Repeat the listing in full, preserving every character.

....

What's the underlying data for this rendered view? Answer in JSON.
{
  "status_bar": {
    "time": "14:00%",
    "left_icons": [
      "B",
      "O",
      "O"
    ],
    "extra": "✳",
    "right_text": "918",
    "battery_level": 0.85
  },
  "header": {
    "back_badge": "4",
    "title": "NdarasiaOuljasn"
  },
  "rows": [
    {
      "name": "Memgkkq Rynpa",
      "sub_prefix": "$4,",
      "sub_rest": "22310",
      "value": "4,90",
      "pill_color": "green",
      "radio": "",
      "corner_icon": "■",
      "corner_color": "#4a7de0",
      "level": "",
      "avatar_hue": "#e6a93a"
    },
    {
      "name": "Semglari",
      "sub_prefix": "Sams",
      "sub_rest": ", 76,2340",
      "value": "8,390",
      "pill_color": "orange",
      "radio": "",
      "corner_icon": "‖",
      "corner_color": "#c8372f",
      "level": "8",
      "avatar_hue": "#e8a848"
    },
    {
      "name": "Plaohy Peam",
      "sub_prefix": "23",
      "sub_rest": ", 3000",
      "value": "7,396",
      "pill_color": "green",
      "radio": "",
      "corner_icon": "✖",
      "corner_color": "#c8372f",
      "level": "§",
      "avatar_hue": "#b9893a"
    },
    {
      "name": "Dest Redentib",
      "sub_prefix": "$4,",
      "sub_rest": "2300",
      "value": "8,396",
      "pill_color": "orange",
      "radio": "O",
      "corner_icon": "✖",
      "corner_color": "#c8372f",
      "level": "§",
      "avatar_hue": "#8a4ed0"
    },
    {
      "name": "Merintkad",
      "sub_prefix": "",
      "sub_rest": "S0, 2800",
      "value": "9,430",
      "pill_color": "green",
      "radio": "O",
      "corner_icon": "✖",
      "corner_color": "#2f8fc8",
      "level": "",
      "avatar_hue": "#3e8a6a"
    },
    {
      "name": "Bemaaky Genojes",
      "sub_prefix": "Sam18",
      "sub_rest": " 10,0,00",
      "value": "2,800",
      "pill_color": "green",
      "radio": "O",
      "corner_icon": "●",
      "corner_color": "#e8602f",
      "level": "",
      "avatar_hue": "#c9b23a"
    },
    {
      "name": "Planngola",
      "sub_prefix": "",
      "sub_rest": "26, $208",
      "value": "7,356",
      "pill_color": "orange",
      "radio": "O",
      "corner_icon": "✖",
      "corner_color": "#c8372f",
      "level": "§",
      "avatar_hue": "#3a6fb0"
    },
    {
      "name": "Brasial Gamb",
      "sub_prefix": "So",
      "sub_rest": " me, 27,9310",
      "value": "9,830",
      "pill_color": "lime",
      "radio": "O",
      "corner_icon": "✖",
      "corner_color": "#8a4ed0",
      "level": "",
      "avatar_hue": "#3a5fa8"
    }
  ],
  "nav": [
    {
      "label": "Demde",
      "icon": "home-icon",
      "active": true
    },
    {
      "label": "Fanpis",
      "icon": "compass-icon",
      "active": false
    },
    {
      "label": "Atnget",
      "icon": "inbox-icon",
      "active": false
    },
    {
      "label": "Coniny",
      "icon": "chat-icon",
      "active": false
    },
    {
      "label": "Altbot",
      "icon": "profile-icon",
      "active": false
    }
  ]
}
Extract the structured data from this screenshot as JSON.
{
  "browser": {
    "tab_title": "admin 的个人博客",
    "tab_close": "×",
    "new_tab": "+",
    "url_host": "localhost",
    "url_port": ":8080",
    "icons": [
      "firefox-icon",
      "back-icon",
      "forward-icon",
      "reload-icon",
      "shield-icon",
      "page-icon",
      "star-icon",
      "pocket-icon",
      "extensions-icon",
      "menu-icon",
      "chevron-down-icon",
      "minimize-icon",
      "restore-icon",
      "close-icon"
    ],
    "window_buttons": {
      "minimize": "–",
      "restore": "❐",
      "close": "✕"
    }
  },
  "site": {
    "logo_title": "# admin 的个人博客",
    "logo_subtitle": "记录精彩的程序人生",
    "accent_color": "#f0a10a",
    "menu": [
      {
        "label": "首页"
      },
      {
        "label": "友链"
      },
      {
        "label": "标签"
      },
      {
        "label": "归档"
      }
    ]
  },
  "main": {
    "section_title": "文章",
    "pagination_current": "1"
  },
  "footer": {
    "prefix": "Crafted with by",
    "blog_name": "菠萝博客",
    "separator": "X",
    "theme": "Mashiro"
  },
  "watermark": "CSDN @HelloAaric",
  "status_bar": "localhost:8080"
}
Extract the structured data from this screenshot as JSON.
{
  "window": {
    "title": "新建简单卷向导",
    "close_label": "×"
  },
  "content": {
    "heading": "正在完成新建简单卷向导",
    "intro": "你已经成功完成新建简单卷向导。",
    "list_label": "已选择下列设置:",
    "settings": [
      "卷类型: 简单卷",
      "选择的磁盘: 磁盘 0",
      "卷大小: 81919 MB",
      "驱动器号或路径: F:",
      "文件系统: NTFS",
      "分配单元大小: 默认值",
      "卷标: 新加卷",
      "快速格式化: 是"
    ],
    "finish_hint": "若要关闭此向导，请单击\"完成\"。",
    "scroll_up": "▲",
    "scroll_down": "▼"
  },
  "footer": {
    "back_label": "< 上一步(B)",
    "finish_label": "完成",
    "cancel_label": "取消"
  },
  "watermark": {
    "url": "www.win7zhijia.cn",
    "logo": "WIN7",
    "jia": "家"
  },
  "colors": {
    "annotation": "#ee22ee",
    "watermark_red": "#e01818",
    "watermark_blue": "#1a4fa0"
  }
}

....

Reply to the task:
What's the underlying data for this rendered view? Answer in JSON.
{
  "status_bar": {
    "time": "14:00%",
    "left_icons": [
      "B",
      "O",
      "O"
    ],
    "extra": "✳",
    "right_text": "918",
    "battery_level": 0.85
  },
  "header": {
    "back_badge": "4",
    "title": "NdarasiaOuljasn"
  },
  "rows": [
    {
      "name": "Memgkkq Rynpa",
      "sub_prefix": "$4,",
      "sub_rest": "22310",
      "value": "4,90",
      "pill_color": "green",
      "radio": "",
      "corner_icon": "■",
      "corner_color": "#4a7de0",
      "level": "",
      "avatar_hue": "#e6a93a"
    },
    {
      "name": "Semglari",
      "sub_prefix": "Sams",
      "sub_rest": ", 76,2340",
      "value": "8,390",
      "pill_color": "orange",
      "radio": "",
      "corner_icon": "‖",
      "corner_color": "#c8372f",
      "level": "8",
      "avatar_hue": "#e8a848"
    },
    {
      "name": "Plaohy Peam",
      "sub_prefix": "23",
      "sub_rest": ", 3000",
      "value": "7,396",
      "pill_color": "green",
      "radio": "",
      "corner_icon": "✖",
      "corner_color": "#c8372f",
      "level": "§",
      "avatar_hue": "#b9893a"
    },
    {
      "name": "Dest Redentib",
      "sub_prefix": "$4,",
      "sub_rest": "2300",
      "value": "8,396",
      "pill_color": "orange",
      "radio": "O",
      "corner_icon": "✖",
      "corner_color": "#c8372f",
      "level": "§",
      "avatar_hue": "#8a4ed0"
    },
    {
      "name": "Merintkad",
      "sub_prefix": "",
      "sub_rest": "S0, 2800",
      "value": "9,430",
      "pill_color": "green",
      "radio": "O",
      "corner_icon": "✖",
      "corner_color": "#2f8fc8",
      "level": "",
      "avatar_hue": "#3e8a6a"
    },
    {
      "name": "Bemaaky Genojes",
      "sub_prefix": "Sam18",
      "sub_rest": " 10,0,00",
      "value": "2,800",
      "pill_color": "green",
      "radio": "O",
      "corner_icon": "●",
      "corner_color": "#e8602f",
      "level": "",
      "avatar_hue": "#c9b23a"
    },
    {
      "name": "Planngola",
      "sub_prefix": "",
      "sub_rest": "26, $208",
      "value": "7,356",
      "pill_color": "orange",
      "radio": "O",
      "corner_icon": "✖",
      "corner_color": "#c8372f",
      "level": "§",
      "avatar_hue": "#3a6fb0"
    },
    {
      "name": "Brasial Gamb",
      "sub_prefix": "So",
      "sub_rest": " me, 27,9310",
      "value": "9,830",
      "pill_color": "lime",
      "radio": "O",
      "corner_icon": "✖",
      "corner_color": "#8a4ed0",
      "level": "",
      "avatar_hue": "#3a5fa8"
    }
  ],
  "nav": [
    {
      "label": "Demde",
      "icon": "home-icon",
      "active": true
    },
    {
      "label": "Fanpis",
      "icon": "compass-icon",
      "active": false
    },
    {
      "label": "Atnget",
      "icon": "inbox-icon",
      "active": false
    },
    {
      "label": "Coniny",
      "icon": "chat-icon",
      "active": false
    },
    {
      "label": "Altbot",
      "icon": "profile-icon",
      "active": false
    }
  ]
}
Extract the structured data from this screenshot as JSON.
{
  "browser": {
    "tab_title": "admin 的个人博客",
    "tab_close": "×",
    "new_tab": "+",
    "url_host": "localhost",
    "url_port": ":8080",
    "icons": [
      "firefox-icon",
      "back-icon",
      "forward-icon",
      "reload-icon",
      "shield-icon",
      "page-icon",
      "star-icon",
      "pocket-icon",
      "extensions-icon",
      "menu-icon",
      "chevron-down-icon",
      "minimize-icon",
      "restore-icon",
      "close-icon"
    ],
    "window_buttons": {
      "minimize": "–",
      "restore": "❐",
      "close": "✕"
    }
  },
  "site": {
    "logo_title": "# admin 的个人博客",
    "logo_subtitle": "记录精彩的程序人生",
    "accent_color": "#f0a10a",
    "menu": [
      {
        "label": "首页"
      },
      {
        "label": "友链"
      },
      {
        "label": "标签"
      },
      {
        "label": "归档"
      }
    ]
  },
  "main": {
    "section_title": "文章",
    "pagination_current": "1"
  },
  "footer": {
    "prefix": "Crafted with by",
    "blog_name": "菠萝博客",
    "separator": "X",
    "theme": "Mashiro"
  },
  "watermark": "CSDN @HelloAaric",
  "status_bar": "localhost:8080"
}
Extract the structured data from this screenshot as JSON.
{
  "window": {
    "title": "新建简单卷向导",
    "close_label": "×"
  },
  "content": {
    "heading": "正在完成新建简单卷向导",
    "intro": "你已经成功完成新建简单卷向导。",
    "list_label": "已选择下列设置:",
    "settings": [
      "卷类型: 简单卷",
      "选择的磁盘: 磁盘 0",
      "卷大小: 81919 MB",
      "驱动器号或路径: F:",
      "文件系统: NTFS",
      "分配单元大小: 默认值",
      "卷标: 新加卷",
      "快速格式化: 是"
    ],
    "finish_hint": "若要关闭此向导，请单击\"完成\"。",
    "scroll_up": "▲",
    "scroll_down": "▼"
  },
  "footer": {
    "back_label": "< 上一步(B)",
    "finish_label": "完成",
    "cancel_label": "取消"
  },
  "watermark": {
    "url": "www.win7zhijia.cn",
    "logo": "WIN7",
    "jia": "家"
  },
  "colors": {
    "annotation": "#ee22ee",
    "watermark_red": "#e01818",
    "watermark_blue": "#1a4fa0"
  }
}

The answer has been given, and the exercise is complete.